| Description of the task |
Set down all of the data exactly as it appears.

| Given data |
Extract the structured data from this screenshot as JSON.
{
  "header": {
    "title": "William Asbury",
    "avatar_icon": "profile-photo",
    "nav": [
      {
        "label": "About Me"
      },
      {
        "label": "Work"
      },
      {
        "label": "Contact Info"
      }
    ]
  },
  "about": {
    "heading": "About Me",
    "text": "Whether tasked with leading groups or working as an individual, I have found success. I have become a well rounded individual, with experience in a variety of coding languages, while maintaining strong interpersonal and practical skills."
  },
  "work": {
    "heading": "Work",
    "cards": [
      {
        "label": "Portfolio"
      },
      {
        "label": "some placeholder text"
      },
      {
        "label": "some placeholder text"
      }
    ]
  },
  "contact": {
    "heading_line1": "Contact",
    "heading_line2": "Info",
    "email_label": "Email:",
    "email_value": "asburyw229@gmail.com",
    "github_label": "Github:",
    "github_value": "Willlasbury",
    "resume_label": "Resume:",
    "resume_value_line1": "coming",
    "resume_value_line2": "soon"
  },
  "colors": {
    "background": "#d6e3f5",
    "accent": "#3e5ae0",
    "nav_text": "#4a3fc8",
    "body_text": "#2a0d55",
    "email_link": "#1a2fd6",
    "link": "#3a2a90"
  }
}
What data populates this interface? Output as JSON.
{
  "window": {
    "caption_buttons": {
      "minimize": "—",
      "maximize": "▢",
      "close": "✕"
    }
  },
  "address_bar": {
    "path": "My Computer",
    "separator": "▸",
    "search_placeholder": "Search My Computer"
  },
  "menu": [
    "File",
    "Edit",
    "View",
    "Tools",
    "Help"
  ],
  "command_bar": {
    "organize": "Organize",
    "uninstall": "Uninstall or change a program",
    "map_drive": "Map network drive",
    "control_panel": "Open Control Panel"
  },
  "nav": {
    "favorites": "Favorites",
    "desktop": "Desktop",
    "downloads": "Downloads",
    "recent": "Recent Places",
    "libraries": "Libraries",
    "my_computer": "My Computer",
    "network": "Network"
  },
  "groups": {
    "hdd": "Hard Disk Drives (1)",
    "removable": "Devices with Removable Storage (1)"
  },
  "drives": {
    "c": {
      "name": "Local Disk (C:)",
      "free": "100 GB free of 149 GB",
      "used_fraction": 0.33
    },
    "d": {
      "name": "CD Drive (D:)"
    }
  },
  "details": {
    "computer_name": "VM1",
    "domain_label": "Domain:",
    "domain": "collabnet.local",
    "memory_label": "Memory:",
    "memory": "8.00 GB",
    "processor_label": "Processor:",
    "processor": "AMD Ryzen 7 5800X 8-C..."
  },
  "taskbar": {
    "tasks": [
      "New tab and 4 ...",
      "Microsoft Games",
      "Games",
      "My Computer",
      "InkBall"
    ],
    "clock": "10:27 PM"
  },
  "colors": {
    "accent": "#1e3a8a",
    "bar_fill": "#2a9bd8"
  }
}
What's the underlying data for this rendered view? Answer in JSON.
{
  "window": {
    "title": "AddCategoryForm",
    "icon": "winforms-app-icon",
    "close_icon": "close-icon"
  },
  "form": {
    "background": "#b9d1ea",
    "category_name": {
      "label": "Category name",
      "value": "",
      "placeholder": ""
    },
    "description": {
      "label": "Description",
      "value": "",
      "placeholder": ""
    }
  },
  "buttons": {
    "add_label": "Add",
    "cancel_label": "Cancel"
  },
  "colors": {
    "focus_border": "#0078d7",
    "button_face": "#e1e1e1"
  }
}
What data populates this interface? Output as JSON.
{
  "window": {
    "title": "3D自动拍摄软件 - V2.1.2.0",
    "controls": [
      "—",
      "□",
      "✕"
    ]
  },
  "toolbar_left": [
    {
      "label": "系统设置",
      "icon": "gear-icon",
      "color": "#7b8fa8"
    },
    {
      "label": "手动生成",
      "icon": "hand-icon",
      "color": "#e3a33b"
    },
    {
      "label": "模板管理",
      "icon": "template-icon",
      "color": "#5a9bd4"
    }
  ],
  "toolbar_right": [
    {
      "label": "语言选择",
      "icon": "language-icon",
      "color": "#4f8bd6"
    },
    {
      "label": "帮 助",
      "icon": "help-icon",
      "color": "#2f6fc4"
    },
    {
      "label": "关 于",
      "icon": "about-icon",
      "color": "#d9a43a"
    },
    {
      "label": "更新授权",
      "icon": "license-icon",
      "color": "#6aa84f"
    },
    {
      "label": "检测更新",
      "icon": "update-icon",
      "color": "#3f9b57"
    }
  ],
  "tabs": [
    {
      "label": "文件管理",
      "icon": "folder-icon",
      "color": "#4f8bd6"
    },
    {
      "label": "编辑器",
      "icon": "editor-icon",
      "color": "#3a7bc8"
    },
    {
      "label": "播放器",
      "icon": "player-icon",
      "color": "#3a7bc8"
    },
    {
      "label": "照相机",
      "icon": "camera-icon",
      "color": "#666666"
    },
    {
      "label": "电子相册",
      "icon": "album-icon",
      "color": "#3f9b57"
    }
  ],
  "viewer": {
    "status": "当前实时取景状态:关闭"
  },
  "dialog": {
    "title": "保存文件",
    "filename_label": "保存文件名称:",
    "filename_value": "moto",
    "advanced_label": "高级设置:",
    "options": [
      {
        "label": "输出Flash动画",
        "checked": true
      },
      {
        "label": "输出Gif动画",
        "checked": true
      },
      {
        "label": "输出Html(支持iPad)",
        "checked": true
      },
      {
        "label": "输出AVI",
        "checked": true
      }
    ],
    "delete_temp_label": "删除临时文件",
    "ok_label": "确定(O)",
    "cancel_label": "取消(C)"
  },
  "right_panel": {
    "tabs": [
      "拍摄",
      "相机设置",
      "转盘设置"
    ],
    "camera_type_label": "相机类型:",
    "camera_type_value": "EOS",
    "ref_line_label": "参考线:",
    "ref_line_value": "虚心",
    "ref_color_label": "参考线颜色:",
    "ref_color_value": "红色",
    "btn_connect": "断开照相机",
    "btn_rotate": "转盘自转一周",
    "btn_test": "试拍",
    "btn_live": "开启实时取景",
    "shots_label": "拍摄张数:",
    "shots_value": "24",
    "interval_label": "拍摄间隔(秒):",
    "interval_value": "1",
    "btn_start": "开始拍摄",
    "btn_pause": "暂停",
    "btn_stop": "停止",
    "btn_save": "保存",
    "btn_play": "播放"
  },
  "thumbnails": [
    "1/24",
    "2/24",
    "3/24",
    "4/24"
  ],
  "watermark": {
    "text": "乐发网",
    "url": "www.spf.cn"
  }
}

| Answer |
Extract the structured data from this screenshot as JSON.
{
  "header": {
    "title": "William Asbury",
    "avatar_icon": "profile-photo",
    "nav": [
      {
        "label": "About Me"
      },
      {
        "label": "Work"
      },
      {
        "label": "Contact Info"
      }
    ]
  },
  "about": {
    "heading": "About Me",
    "text": "Whether tasked with leading groups or working as an individual, I have found success. I have become a well rounded individual, with experience in a variety of coding languages, while maintaining strong interpersonal and practical skills."
  },
  "work": {
    "heading": "Work",
    "cards": [
      {
        "label": "Portfolio"
      },
      {
        "label": "some placeholder text"
      },
      {
        "label": "some placeholder text"
      }
    ]
  },
  "contact": {
    "heading_line1": "Contact",
    "heading_line2": "Info",
    "email_label": "Email:",
    "email_value": "asburyw229@gmail.com",
    "github_label": "Github:",
    "github_value": "Willlasbury",
    "resume_label": "Resume:",
    "resume_value_line1": "coming",
    "resume_value_line2": "soon"
  },
  "colors": {
    "background": "#d6e3f5",
    "accent": "#3e5ae0",
    "nav_text": "#4a3fc8",
    "body_text": "#2a0d55",
    "email_link": "#1a2fd6",
    "link": "#3a2a90"
  }
}
What data populates this interface? Output as JSON.
{
  "window": {
    "caption_buttons": {
      "minimize": "—",
      "maximize": "▢",
      "close": "✕"
    }
  },
  "address_bar": {
    "path": "My Computer",
    "separator": "▸",
    "search_placeholder": "Search My Computer"
  },
  "menu": [
    "File",
    "Edit",
    "View",
    "Tools",
    "Help"
  ],
  "command_bar": {
    "organize": "Organize",
    "uninstall": "Uninstall or change a program",
    "map_drive": "Map network drive",
    "control_panel": "Open Control Panel"
  },
  "nav": {
    "favorites": "Favorites",
    "desktop": "Desktop",
    "downloads": "Downloads",
    "recent": "Recent Places",
    "libraries": "Libraries",
    "my_computer": "My Computer",
    "network": "Network"
  },
  "groups": {
    "hdd": "Hard Disk Drives (1)",
    "removable": "Devices with Removable Storage (1)"
  },
  "drives": {
    "c": {
      "name": "Local Disk (C:)",
      "free": "100 GB free of 149 GB",
      "used_fraction": 0.33
    },
    "d": {
      "name": "CD Drive (D:)"
    }
  },
  "details": {
    "computer_name": "VM1",
    "domain_label": "Domain:",
    "domain": "collabnet.local",
    "memory_label": "Memory:",
    "memory": "8.00 GB",
    "processor_label": "Processor:",
    "processor": "AMD Ryzen 7 5800X 8-C..."
  },
  "taskbar": {
    "tasks": [
      "New tab and 4 ...",
      "Microsoft Games",
      "Games",
      "My Computer",
      "InkBall"
    ],
    "clock": "10:27 PM"
  },
  "colors": {
    "accent": "#1e3a8a",
    "bar_fill": "#2a9bd8"
  }
}
What's the underlying data for this rendered view? Answer in JSON.
{
  "window": {
    "title": "AddCategoryForm",
    "icon": "winforms-app-icon",
    "close_icon": "close-icon"
  },
  "form": {
    "background": "#b9d1ea",
    "category_name": {
      "label": "Category name",
      "value": "",
      "placeholder": ""
    },
    "description": {
      "label": "Description",
      "value": "",
      "placeholder": ""
    }
  },
  "buttons": {
    "add_label": "Add",
    "cancel_label": "Cancel"
  },
  "colors": {
    "focus_border": "#0078d7",
    "button_face": "#e1e1e1"
  }
}
What data populates this interface? Output as JSON.
{
  "window": {
    "title": "3D自动拍摄软件 - V2.1.2.0",
    "controls": [
      "—",
      "□",
      "✕"
    ]
  },
  "toolbar_left": [
    {
      "label": "系统设置",
      "icon": "gear-icon",
      "color": "#7b8fa8"
    },
    {
      "label": "手动生成",
      "icon": "hand-icon",
      "color": "#e3a33b"
    },
    {
      "label": "模板管理",
      "icon": "template-icon",
      "color": "#5a9bd4"
    }
  ],
  "toolbar_right": [
    {
      "label": "语言选择",
      "icon": "language-icon",
      "color": "#4f8bd6"
    },
    {
      "label": "帮 助",
      "icon": "help-icon",
      "color": "#2f6fc4"
    },
    {
      "label": "关 于",
      "icon": "about-icon",
      "color": "#d9a43a"
    },
    {
      "label": "更新授权",
      "icon": "license-icon",
      "color": "#6aa84f"
    },
    {
      "label": "检测更新",
      "icon": "update-icon",
      "color": "#3f9b57"
    }
  ],
  "tabs": [
    {
      "label": "文件管理",
      "icon": "folder-icon",
      "color": "#4f8bd6"
    },
    {
      "label": "编辑器",
      "icon": "editor-icon",
      "color": "#3a7bc8"
    },
    {
      "label": "播放器",
      "icon": "player-icon",
      "color": "#3a7bc8"
    },
    {
      "label": "照相机",
      "icon": "camera-icon",
      "color": "#666666"
    },
    {
      "label": "电子相册",
      "icon": "album-icon",
      "color": "#3f9b57"
    }
  ],
  "viewer": {
    "status": "当前实时取景状态:关闭"
  },
  "dialog": {
    "title": "保存文件",
    "filename_label": "保存文件名称:",
    "filename_value": "moto",
    "advanced_label": "高级设置:",
    "options": [
      {
        "label": "输出Flash动画",
        "checked": true
      },
      {
        "label": "输出Gif动画",
        "checked": true
      },
      {
        "label": "输出Html(支持iPad)",
        "checked": true
      },
      {
        "label": "输出AVI",
        "checked": true
      }
    ],
    "delete_temp_label": "删除临时文件",
    "ok_label": "确定(O)",
    "cancel_label": "取消(C)"
  },
  "right_panel": {
    "tabs": [
      "拍摄",
      "相机设置",
      "转盘设置"
    ],
    "camera_type_label": "相机类型:",
    "camera_type_value": "EOS",
    "ref_line_label": "参考线:",
    "ref_line_value": "虚心",
    "ref_color_label": "参考线颜色:",
    "ref_color_value": "红色",
    "btn_connect": "断开照相机",
    "btn_rotate": "转盘自转一周",
    "btn_test": "试拍",
    "btn_live": "开启实时取景",
    "shots_label": "拍摄张数:",
    "shots_value": "24",
    "interval_label": "拍摄间隔(秒):",
    "interval_value": "1",
    "btn_start": "开始拍摄",
    "btn_pause": "暂停",
    "btn_stop": "停止",
    "btn_save": "保存",
    "btn_play": "播放"
  },
  "thumbnails": [
    "1/24",
    "2/24",
    "3/24",
    "4/24"
  ],
  "watermark": {
    "text": "乐发网",
    "url": "www.spf.cn"
  }
}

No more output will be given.